Reproduce, without alteration, the stretch of entries from the very beginning through the line that contains "105, 1034, 111]", with both ends included.

● ● ● ● ●

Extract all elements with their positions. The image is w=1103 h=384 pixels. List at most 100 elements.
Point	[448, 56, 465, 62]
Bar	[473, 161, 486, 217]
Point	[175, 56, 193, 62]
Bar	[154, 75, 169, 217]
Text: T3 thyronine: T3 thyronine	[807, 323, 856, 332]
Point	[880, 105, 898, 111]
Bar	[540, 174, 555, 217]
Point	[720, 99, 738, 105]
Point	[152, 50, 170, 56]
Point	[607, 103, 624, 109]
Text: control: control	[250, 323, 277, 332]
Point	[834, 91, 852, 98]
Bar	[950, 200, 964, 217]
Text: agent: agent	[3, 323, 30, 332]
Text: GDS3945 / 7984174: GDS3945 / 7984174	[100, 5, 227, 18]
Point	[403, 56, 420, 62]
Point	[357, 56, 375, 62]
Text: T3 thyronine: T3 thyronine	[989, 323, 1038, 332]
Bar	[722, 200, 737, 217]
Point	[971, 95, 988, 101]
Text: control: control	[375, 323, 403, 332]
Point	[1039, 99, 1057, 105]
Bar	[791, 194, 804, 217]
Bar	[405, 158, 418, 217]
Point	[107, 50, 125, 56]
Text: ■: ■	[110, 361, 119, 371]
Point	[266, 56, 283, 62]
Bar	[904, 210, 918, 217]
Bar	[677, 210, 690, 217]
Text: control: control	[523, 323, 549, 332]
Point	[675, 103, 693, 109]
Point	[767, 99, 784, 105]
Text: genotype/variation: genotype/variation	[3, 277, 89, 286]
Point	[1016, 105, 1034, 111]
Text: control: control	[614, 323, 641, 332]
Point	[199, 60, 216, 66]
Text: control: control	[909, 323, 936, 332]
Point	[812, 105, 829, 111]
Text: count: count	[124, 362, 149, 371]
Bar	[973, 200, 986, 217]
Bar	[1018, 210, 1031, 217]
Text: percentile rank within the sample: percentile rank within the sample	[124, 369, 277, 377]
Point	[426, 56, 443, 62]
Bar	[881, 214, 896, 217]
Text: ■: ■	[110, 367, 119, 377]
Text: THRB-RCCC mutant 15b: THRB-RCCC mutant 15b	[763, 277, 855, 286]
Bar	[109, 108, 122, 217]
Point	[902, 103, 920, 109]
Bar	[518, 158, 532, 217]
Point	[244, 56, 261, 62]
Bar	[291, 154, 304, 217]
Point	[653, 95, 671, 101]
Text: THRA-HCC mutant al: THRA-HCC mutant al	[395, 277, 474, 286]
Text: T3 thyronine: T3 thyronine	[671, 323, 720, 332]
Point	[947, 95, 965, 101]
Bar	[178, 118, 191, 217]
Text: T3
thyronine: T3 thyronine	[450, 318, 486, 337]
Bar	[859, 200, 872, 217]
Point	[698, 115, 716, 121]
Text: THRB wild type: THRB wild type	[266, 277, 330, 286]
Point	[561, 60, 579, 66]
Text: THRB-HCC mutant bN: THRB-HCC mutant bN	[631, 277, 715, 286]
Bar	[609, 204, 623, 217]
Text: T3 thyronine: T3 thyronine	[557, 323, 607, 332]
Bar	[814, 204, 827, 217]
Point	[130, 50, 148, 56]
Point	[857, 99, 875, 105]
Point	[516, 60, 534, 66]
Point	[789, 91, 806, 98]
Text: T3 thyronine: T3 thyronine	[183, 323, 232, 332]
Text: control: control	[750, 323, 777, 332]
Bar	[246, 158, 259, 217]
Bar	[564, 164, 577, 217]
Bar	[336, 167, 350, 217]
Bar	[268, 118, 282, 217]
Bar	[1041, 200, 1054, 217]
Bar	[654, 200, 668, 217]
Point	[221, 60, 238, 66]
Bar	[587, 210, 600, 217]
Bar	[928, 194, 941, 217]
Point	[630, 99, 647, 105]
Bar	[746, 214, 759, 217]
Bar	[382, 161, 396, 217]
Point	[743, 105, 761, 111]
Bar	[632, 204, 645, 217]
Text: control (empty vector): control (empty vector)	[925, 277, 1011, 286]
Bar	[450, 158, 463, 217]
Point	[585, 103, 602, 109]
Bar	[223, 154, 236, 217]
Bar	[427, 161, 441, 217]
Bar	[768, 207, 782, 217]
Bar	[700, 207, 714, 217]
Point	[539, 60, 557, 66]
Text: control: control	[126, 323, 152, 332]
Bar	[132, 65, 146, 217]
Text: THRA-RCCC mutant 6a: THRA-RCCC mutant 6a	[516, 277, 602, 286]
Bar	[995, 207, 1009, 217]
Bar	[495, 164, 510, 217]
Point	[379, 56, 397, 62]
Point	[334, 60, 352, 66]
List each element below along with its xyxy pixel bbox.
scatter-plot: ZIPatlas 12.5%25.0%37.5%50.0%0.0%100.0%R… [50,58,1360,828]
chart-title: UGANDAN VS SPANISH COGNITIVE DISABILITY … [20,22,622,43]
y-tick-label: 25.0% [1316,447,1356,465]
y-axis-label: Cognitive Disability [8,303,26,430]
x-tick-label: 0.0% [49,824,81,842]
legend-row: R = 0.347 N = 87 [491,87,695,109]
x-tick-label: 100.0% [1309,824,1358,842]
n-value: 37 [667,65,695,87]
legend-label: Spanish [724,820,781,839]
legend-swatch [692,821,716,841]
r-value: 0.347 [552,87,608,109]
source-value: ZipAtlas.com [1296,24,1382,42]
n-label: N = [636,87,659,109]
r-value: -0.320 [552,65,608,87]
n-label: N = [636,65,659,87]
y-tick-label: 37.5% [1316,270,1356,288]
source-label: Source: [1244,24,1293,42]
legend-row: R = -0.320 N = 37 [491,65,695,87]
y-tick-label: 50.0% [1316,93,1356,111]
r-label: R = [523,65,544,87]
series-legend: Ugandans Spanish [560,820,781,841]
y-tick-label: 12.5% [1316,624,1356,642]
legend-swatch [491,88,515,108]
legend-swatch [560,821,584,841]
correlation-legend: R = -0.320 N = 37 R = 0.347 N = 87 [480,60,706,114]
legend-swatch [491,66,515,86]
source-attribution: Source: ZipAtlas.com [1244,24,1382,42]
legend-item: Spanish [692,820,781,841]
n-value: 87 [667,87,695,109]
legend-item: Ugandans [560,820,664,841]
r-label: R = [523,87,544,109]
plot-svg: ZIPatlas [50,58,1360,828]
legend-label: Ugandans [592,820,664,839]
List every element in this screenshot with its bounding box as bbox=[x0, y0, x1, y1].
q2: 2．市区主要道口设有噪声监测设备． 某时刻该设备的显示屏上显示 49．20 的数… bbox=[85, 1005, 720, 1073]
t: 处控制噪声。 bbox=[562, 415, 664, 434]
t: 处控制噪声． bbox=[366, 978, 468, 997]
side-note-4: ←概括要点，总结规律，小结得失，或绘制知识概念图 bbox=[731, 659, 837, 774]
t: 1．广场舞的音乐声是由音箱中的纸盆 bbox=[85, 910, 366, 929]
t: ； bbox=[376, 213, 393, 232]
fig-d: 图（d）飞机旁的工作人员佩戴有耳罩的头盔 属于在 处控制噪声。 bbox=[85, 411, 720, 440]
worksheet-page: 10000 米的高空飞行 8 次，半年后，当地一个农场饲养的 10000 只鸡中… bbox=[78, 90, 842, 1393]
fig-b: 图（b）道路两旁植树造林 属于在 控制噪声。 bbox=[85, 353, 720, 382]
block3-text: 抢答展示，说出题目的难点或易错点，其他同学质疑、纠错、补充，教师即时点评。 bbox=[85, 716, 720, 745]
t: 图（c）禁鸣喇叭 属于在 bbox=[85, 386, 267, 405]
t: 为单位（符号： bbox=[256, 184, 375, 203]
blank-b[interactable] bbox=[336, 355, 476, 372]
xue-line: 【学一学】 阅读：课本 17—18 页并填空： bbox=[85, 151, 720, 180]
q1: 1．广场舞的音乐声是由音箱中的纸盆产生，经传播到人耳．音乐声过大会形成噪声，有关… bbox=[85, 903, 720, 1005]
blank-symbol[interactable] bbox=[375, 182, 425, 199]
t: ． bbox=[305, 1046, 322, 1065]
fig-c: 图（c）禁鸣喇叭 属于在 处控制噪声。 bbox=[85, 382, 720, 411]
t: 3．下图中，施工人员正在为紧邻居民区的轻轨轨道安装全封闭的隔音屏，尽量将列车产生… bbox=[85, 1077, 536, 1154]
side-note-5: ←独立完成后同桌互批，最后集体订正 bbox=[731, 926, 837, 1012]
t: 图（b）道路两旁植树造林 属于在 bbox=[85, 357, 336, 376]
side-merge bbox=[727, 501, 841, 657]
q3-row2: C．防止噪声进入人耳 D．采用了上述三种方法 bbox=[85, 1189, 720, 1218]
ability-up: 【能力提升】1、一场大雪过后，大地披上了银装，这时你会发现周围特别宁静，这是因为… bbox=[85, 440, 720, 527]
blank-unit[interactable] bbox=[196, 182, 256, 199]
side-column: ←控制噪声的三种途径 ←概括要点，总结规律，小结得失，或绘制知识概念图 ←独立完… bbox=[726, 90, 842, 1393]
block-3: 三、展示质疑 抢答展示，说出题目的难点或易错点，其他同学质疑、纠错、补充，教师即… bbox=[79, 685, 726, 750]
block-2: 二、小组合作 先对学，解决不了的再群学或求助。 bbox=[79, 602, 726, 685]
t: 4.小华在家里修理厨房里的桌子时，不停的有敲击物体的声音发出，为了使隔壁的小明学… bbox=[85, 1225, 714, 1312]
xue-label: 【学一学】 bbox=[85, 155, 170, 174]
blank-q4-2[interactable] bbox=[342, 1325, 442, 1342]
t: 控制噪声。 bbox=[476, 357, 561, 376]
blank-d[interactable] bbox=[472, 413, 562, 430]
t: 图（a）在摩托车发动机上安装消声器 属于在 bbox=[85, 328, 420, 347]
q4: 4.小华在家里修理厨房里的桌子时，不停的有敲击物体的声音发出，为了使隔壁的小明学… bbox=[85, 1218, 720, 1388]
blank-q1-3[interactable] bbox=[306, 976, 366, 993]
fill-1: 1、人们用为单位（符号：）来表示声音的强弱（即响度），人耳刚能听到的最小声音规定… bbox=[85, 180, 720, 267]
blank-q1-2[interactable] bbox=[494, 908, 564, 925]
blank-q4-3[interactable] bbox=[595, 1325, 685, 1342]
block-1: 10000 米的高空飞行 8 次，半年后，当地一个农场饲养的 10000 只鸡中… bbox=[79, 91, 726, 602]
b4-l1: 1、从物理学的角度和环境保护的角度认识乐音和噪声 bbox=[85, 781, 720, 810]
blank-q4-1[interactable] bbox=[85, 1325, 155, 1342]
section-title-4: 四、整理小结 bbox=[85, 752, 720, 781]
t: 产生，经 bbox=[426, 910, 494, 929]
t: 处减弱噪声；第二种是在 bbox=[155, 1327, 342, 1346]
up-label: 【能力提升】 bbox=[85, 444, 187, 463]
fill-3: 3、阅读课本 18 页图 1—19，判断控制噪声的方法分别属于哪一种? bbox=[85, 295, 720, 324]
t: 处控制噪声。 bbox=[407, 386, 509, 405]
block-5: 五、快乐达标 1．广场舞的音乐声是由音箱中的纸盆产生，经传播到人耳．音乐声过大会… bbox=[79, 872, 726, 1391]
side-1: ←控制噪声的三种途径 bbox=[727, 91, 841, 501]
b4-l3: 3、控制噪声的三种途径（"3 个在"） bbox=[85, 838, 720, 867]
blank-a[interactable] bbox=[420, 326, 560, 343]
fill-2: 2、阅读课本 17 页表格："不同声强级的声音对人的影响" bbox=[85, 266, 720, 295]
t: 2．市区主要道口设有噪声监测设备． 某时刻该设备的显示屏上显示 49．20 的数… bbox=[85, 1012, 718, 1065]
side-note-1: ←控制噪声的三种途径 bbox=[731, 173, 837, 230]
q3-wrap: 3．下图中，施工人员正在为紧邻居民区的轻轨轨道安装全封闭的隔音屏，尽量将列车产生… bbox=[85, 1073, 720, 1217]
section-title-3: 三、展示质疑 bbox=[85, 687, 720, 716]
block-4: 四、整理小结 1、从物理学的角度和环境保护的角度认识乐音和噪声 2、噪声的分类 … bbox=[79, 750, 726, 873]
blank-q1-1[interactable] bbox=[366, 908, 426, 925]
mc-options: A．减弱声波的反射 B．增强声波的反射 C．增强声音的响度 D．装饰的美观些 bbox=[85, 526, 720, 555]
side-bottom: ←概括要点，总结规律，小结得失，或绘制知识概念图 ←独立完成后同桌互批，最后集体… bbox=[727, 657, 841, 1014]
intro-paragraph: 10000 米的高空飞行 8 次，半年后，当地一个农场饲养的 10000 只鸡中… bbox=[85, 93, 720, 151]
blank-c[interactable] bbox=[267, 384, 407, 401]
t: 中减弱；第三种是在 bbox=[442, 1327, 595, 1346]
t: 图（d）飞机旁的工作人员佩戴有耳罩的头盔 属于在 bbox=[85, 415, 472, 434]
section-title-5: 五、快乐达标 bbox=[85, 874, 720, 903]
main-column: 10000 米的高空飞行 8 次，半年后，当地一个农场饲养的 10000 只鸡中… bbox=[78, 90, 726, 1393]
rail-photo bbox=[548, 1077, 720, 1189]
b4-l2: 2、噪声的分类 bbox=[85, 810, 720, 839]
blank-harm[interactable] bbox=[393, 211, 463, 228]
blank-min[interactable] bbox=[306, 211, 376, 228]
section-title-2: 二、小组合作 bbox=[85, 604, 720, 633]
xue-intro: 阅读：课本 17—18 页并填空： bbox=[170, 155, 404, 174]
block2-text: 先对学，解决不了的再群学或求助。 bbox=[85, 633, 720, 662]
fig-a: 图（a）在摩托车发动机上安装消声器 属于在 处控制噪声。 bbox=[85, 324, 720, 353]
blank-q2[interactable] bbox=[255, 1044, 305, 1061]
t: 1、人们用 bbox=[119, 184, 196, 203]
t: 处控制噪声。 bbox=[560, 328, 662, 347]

● ● ● ● ●

• _Solution to this problem_:
Extract all elements with their positions. The image is w=1103 h=384 pixels. List at most 100 elements.
Point	[448, 56, 465, 62]
Bar	[473, 161, 486, 217]
Point	[175, 56, 193, 62]
Bar	[154, 75, 169, 217]
Text: T3 thyronine: T3 thyronine	[807, 323, 856, 332]
Point	[880, 105, 898, 111]
Bar	[540, 174, 555, 217]
Point	[720, 99, 738, 105]
Point	[152, 50, 170, 56]
Point	[607, 103, 624, 109]
Text: control: control	[250, 323, 277, 332]
Point	[834, 91, 852, 98]
Bar	[950, 200, 964, 217]
Text: agent: agent	[3, 323, 30, 332]
Text: GDS3945 / 7984174: GDS3945 / 7984174	[100, 5, 227, 18]
Point	[403, 56, 420, 62]
Point	[357, 56, 375, 62]
Text: T3 thyronine: T3 thyronine	[989, 323, 1038, 332]
Bar	[722, 200, 737, 217]
Point	[971, 95, 988, 101]
Text: control: control	[375, 323, 403, 332]
Point	[1039, 99, 1057, 105]
Bar	[791, 194, 804, 217]
Bar	[405, 158, 418, 217]
Point	[107, 50, 125, 56]
Text: ■: ■	[110, 361, 119, 371]
Point	[266, 56, 283, 62]
Bar	[904, 210, 918, 217]
Bar	[677, 210, 690, 217]
Text: control: control	[523, 323, 549, 332]
Point	[675, 103, 693, 109]
Point	[767, 99, 784, 105]
Text: genotype/variation: genotype/variation	[3, 277, 89, 286]
Point	[1016, 105, 1034, 111]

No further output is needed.